Passage to read:
=======

Ask me not the secret of finding this treasure, for secret there is
none. This treasure is everywhere; it is offered to all, at all times,
in all places.

Through creatures, friends, and enemies it flows plentifully; it
flows over the faculties of our bodies, of our souls, and into the
very centre of our hearts. Let us but open our mouths and they will
be filled. The divine action floods the universe; it penetrates all
creatures; it floats above them, about them; it is ever present with
them; it precedes them; it accompanies them; it follows them, and they
have but to allow themselves to be borne onward on its tide.

Would to God kings and their ministers, princes of the Church and of
the world, priests, soldiers, peasants, laborers, in a word, all men,
knew how easily they can attain eminent sanctity! They have but to
fulfil the simple duties of religion and their state in life, and bear
with submission the crosses these duties bring, and accept with faith
and love the work and suffering which unsought and unceasingly come to
them through the order of Providence. This is the spirituality which
sanctified the patriarchs and prophets before there were so many
methods and so many masters in the spiritual life.[1]

 [1] It would be a gross misapprehension of the author’s words to
 suppose that he wishes to urge souls to enter the paths of the
 spiritual life without a director. He himself expressly states
 elsewhere that to be able to do without a director, one must have been
 long and skilfully directed. Still less does he wish to discourage
 the practices adopted by the Church for the extirpation of vice and
 the acquisition of virtue. What he desires to say, and what we cannot
 impress too much upon Christians, is that the first of all directions
 is the guidance of Providence, and that the most necessary and the
 most perfect of all practices is the faithful accomplishment and
 loving acceptance of all that this fatherly Providence sends us to do
 and suffer.

This is the spirituality of all ages and of all states, which cannot be
more surely sanctified, or in a manner more noble, more extraordinary,
more easy, than by the simple use of that which God, the Sovereign
Director of souls, gives them each moment to do or suffer.

=======

Problems and tasks:
1. Render this sentence from the passage on divine Providence in French: "This treasure is everywhere; it is offered to all, at all times, in all places."
2. Carry on the passage about reaching sanctity through divine Providence, picking up after its final sentence.
The records play no part in the tasks.

=======

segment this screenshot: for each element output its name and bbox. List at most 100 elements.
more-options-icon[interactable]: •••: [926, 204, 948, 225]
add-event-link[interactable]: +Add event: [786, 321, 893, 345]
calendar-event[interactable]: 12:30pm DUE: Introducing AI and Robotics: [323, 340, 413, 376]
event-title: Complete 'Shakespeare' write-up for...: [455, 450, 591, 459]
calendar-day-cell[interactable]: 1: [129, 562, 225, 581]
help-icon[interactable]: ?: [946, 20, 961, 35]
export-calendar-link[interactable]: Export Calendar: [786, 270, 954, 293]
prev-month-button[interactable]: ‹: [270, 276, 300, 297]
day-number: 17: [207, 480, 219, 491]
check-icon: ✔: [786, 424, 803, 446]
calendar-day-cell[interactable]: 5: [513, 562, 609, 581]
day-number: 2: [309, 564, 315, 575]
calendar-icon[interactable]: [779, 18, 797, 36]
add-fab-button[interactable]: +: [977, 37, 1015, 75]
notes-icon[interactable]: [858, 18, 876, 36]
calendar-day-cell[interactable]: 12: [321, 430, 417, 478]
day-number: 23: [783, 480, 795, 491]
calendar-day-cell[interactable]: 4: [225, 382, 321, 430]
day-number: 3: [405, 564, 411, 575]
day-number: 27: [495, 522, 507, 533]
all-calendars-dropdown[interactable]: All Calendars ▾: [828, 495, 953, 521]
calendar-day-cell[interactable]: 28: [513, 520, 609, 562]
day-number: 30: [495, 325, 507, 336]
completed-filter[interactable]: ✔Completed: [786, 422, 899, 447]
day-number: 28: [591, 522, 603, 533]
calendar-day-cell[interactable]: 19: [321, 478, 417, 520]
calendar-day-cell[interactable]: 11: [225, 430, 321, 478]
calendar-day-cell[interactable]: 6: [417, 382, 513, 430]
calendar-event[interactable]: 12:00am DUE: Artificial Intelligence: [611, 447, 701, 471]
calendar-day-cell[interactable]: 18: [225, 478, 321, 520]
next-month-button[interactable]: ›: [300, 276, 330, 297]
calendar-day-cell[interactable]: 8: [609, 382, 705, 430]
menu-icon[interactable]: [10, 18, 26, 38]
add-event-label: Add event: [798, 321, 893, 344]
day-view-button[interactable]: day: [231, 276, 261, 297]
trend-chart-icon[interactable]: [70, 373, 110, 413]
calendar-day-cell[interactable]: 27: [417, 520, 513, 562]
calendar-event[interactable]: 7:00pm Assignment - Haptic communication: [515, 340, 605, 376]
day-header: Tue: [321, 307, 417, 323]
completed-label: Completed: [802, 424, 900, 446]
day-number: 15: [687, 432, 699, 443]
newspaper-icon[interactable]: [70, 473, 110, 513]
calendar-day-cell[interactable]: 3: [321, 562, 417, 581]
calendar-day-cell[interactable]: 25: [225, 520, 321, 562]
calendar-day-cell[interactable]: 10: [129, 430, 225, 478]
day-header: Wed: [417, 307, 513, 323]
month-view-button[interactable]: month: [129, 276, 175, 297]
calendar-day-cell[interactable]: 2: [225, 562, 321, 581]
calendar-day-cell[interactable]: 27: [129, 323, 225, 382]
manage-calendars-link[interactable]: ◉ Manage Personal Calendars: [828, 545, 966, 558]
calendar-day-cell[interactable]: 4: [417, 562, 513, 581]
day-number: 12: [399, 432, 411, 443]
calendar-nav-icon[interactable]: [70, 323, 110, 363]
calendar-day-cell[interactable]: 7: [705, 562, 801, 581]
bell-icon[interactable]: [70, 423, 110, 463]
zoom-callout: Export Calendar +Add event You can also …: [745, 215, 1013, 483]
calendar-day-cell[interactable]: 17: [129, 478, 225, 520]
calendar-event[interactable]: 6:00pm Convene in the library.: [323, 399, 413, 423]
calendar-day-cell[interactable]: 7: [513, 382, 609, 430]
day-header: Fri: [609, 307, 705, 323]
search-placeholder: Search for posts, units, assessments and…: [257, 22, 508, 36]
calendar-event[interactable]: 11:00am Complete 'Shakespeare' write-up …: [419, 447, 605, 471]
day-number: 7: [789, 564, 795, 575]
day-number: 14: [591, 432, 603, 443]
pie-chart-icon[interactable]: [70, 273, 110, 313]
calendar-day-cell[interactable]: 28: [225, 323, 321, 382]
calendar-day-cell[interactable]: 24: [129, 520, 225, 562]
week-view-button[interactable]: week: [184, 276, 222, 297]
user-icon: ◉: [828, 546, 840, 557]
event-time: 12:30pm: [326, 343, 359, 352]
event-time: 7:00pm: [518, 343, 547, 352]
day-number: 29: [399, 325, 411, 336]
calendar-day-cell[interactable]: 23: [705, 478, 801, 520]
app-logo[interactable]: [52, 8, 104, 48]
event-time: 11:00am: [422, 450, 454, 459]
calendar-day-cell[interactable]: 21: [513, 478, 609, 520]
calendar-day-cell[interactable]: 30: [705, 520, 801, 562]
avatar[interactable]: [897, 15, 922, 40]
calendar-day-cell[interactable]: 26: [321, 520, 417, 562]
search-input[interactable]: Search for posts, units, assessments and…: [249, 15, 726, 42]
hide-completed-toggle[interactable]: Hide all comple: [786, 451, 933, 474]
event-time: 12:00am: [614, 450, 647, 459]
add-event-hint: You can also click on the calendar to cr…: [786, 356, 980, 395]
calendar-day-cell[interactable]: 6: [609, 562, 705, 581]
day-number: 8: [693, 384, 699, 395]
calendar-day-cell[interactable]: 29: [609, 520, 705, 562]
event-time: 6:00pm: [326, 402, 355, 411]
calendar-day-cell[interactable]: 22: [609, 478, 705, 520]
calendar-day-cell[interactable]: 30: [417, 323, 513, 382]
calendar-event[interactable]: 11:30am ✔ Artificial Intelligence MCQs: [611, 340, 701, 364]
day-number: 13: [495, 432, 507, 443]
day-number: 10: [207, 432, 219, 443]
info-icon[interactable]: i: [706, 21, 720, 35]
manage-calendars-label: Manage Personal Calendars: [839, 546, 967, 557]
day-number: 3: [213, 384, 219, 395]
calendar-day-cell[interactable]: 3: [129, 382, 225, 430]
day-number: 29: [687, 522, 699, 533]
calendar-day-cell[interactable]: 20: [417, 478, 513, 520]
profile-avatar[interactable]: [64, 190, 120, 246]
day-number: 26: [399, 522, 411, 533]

=======

Answers for this exercise:
1. Ce trésor est partout ; il est offert à tous, en tout temps, en tous lieux.

2.
_CHAPTER IV._

 Perfection does not consist in knowing the Order of God, but in
 submitting to it.


The order of God, the good pleasure of God, the will of God, the action
of God, the grace of God, all these are one and the same thing in this
life. It is God laboring to render the soul like unto Him. Perfection
is nothing but the soul’s faithful co-operation in this labor of
God. This work is silently effected in our souls, where it thrives,
increases, and is consummated unconsciously to ourselves.

Theology is full of conceptions and expressions which explain the
wonders of this work effected in individual souls according to their
capacity.

We may know all the theory of this work, admirably write and speak
thereon, and instruct and direct souls; but if our knowledge be only
theoretical, then I say that in comparison with souls which live and
act by the order of God and are guided by His divine will, though
ignorant of the theory of its operations or its different effects,
and unable to speak thereof, we are like a sick physician compared to
ordinary persons in perfect health.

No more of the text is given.